» Problem statement:
Report how many lines in the records hold the string "amount"; give the number and nothing else.

Start Material provided

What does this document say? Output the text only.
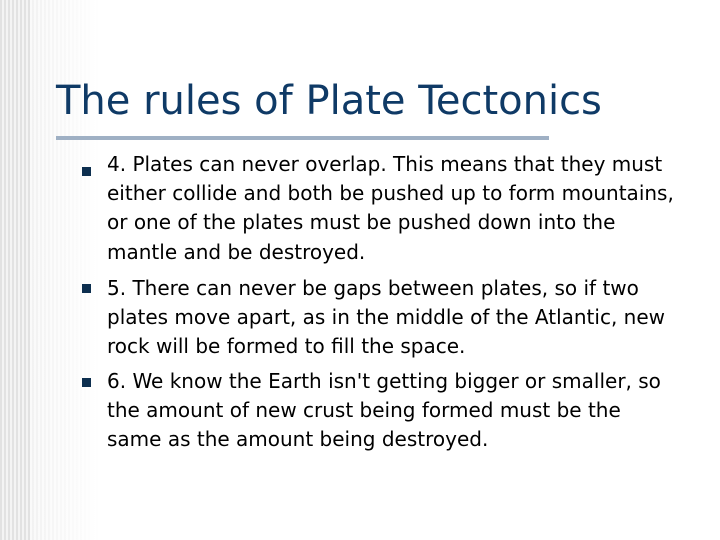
The rules of Plate Tectonics
4. Plates can never overlap. This means that they must
either collide and both be pushed up to form mountains,
or one of the plates must be pushed down into the
mantle and be destroyed.
5. There can never be gaps between plates, so if two
plates move apart, as in the middle of the Atlantic, new
rock will be formed to fill the space.
6. We know the Earth isn't getting bigger or smaller, so
the amount of new crust being formed must be the
same as the amount being destroyed.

End Material provided

» Result of this exercise:
2